Without further comment, state how many lines in the listing below contain the word "content".

___ GIVEN RECORDS

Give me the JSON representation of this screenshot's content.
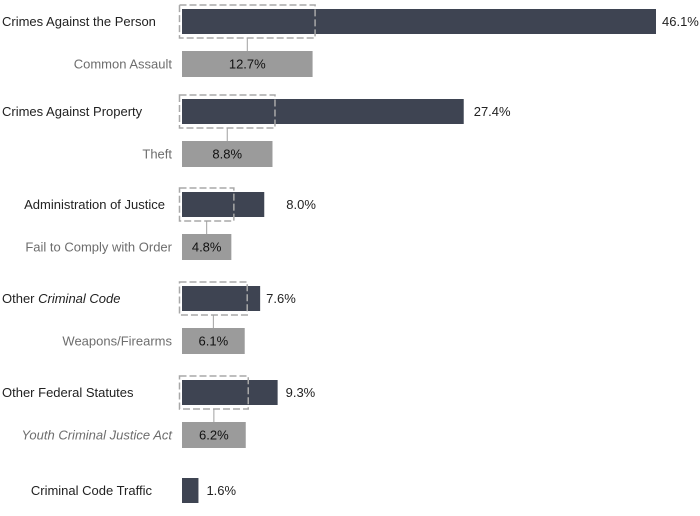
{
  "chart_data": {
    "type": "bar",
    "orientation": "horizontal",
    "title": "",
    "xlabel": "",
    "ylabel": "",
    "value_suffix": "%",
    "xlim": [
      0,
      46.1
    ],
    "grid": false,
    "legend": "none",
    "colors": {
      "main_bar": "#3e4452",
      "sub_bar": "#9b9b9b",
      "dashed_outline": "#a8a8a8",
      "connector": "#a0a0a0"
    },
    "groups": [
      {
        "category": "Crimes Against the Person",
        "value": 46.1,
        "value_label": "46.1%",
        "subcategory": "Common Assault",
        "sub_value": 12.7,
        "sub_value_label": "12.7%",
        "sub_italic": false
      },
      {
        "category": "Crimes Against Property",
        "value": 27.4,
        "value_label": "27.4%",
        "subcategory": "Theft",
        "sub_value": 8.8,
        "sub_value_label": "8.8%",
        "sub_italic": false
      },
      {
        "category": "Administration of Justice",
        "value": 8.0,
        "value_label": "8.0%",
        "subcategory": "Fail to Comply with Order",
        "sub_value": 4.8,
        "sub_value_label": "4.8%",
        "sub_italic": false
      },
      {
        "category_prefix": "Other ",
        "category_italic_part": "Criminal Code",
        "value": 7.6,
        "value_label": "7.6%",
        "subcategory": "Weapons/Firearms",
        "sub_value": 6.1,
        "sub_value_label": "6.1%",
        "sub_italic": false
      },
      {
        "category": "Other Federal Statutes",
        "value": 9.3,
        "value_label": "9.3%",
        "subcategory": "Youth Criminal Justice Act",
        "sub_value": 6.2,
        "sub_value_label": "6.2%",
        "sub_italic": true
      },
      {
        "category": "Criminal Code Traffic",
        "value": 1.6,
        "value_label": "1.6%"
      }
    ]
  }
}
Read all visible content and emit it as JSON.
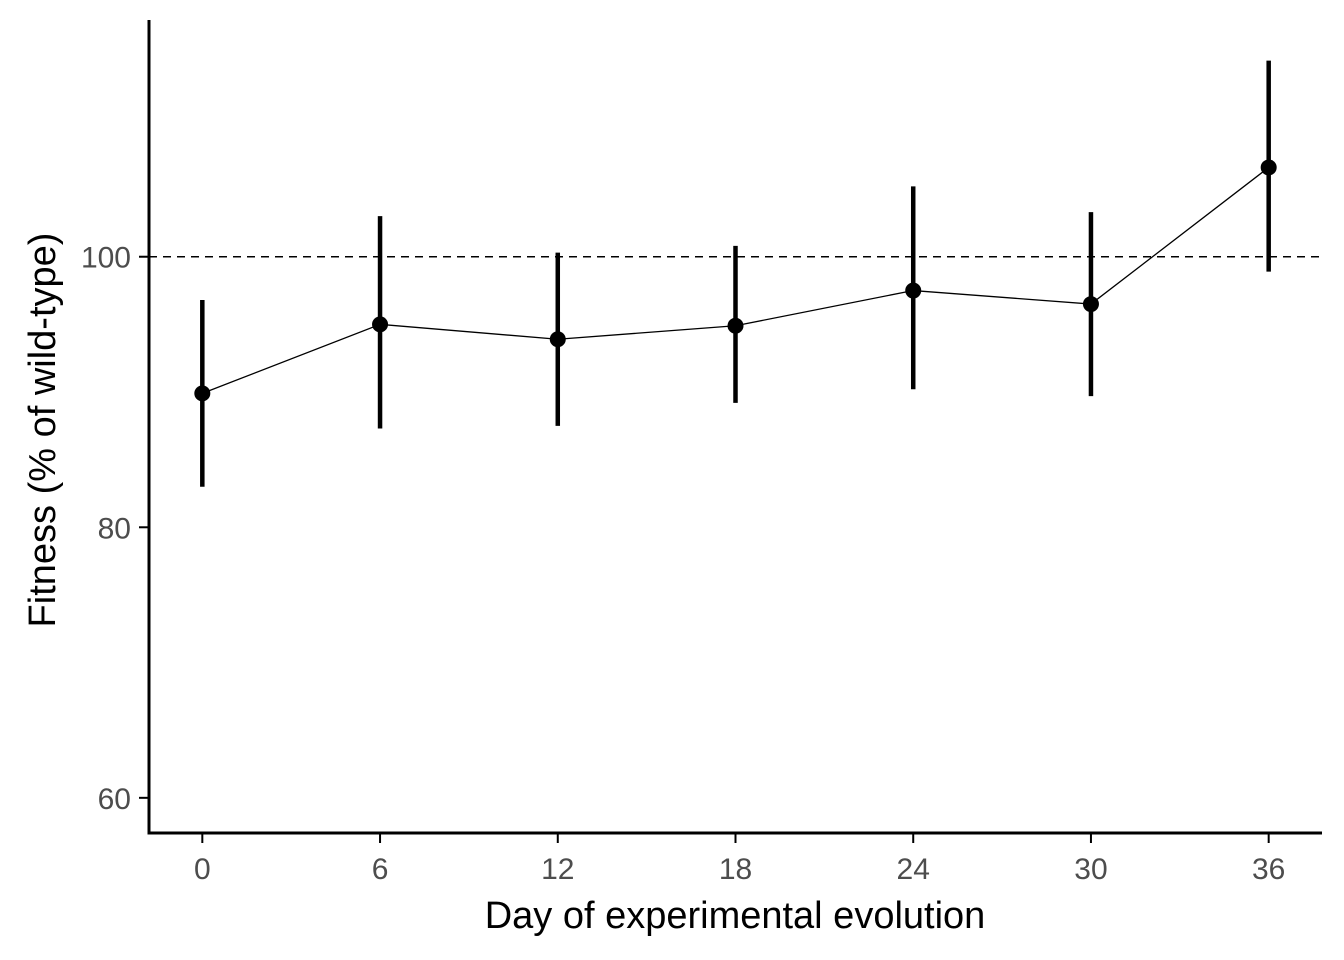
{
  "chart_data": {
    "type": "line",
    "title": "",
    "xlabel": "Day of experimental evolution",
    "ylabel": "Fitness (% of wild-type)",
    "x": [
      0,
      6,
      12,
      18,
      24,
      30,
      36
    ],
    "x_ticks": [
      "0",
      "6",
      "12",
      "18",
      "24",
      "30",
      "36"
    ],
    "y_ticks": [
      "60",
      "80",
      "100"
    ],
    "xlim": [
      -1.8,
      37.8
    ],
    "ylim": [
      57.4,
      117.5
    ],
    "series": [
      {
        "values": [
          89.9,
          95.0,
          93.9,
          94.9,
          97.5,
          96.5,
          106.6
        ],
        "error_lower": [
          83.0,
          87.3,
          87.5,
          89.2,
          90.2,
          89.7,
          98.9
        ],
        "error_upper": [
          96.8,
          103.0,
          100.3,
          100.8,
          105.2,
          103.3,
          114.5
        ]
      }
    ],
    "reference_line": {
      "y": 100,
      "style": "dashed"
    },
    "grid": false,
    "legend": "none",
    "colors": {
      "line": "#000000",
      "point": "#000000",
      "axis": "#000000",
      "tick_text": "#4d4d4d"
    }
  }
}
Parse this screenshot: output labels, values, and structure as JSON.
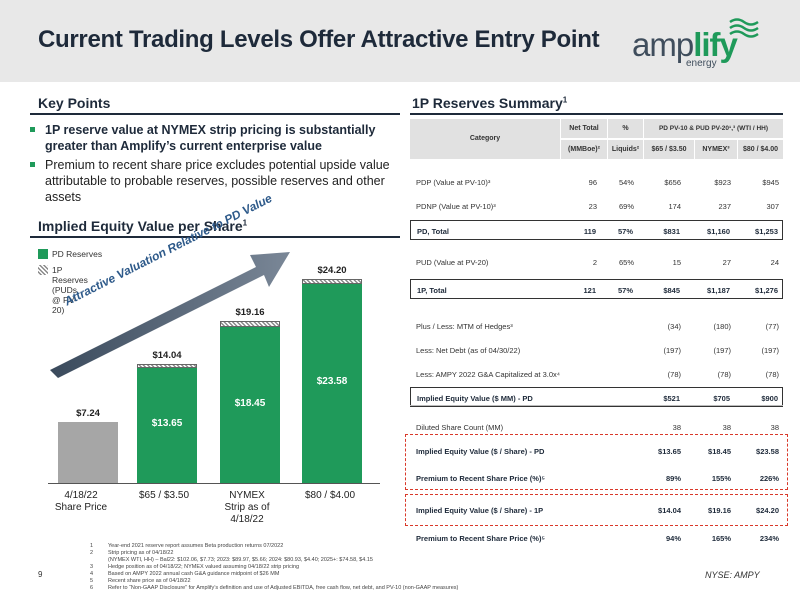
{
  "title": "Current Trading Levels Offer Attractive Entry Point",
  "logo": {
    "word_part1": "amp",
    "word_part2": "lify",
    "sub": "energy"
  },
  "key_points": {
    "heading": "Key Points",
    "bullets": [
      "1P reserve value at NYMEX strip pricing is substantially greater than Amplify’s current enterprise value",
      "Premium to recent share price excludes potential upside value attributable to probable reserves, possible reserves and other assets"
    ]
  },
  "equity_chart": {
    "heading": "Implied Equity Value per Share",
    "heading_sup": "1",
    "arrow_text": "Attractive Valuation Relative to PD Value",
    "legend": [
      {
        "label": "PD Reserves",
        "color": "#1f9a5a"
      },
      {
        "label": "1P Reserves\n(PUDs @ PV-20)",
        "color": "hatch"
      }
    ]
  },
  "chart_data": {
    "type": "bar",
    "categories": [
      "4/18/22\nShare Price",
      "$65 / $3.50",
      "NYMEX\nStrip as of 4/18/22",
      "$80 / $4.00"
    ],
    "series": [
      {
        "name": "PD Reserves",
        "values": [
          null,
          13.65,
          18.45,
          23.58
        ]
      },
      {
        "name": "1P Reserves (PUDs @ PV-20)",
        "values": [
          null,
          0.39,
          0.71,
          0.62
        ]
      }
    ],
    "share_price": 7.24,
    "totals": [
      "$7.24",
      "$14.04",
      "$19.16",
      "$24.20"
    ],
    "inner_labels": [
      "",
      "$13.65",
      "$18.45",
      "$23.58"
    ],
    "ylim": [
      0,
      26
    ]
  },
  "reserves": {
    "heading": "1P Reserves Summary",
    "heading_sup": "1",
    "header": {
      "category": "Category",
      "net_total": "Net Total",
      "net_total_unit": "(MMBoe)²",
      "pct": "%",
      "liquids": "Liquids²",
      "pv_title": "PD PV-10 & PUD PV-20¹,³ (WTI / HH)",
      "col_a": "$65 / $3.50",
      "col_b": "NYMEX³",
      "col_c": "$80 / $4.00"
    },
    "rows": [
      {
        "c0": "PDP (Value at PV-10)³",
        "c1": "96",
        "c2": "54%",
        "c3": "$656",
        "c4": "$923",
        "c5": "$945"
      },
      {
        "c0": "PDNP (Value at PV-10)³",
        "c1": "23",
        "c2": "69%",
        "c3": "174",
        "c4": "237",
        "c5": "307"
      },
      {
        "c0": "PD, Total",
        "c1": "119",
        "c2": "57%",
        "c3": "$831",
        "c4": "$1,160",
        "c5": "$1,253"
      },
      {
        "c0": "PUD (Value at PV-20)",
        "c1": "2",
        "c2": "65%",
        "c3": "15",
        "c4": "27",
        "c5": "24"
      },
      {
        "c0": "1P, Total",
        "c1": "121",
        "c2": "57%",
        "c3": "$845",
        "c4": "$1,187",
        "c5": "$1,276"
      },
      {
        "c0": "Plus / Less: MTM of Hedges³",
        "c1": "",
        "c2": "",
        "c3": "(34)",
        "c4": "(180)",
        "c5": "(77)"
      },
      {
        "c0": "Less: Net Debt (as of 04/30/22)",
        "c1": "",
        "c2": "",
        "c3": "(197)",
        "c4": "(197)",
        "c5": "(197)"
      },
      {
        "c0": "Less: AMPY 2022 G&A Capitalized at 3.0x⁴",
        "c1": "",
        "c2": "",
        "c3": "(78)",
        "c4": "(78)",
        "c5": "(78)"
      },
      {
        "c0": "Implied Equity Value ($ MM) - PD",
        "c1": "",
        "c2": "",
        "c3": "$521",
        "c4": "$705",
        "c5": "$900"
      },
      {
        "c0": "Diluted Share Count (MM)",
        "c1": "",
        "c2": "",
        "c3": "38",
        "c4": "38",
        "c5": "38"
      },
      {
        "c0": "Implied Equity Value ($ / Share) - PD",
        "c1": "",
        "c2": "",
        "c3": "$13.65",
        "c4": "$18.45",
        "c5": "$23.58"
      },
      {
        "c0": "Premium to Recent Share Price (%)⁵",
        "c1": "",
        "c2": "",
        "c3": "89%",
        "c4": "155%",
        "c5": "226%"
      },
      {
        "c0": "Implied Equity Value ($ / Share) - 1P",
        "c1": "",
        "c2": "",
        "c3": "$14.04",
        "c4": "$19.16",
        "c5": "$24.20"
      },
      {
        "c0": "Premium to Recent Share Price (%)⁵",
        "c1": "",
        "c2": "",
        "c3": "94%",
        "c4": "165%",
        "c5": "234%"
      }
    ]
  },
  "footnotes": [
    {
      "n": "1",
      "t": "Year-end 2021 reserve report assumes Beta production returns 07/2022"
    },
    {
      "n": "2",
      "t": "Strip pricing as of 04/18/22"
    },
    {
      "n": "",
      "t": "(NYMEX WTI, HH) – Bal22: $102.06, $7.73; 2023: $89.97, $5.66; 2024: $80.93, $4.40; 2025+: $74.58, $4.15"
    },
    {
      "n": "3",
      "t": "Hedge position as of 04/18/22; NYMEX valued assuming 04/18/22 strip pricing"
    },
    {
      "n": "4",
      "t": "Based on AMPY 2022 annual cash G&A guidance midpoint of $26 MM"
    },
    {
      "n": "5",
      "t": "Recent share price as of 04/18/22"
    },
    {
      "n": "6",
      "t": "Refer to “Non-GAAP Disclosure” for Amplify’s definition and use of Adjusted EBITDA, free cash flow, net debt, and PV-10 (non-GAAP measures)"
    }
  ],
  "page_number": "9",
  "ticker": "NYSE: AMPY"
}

______

■ REPLY TO THE TASK
2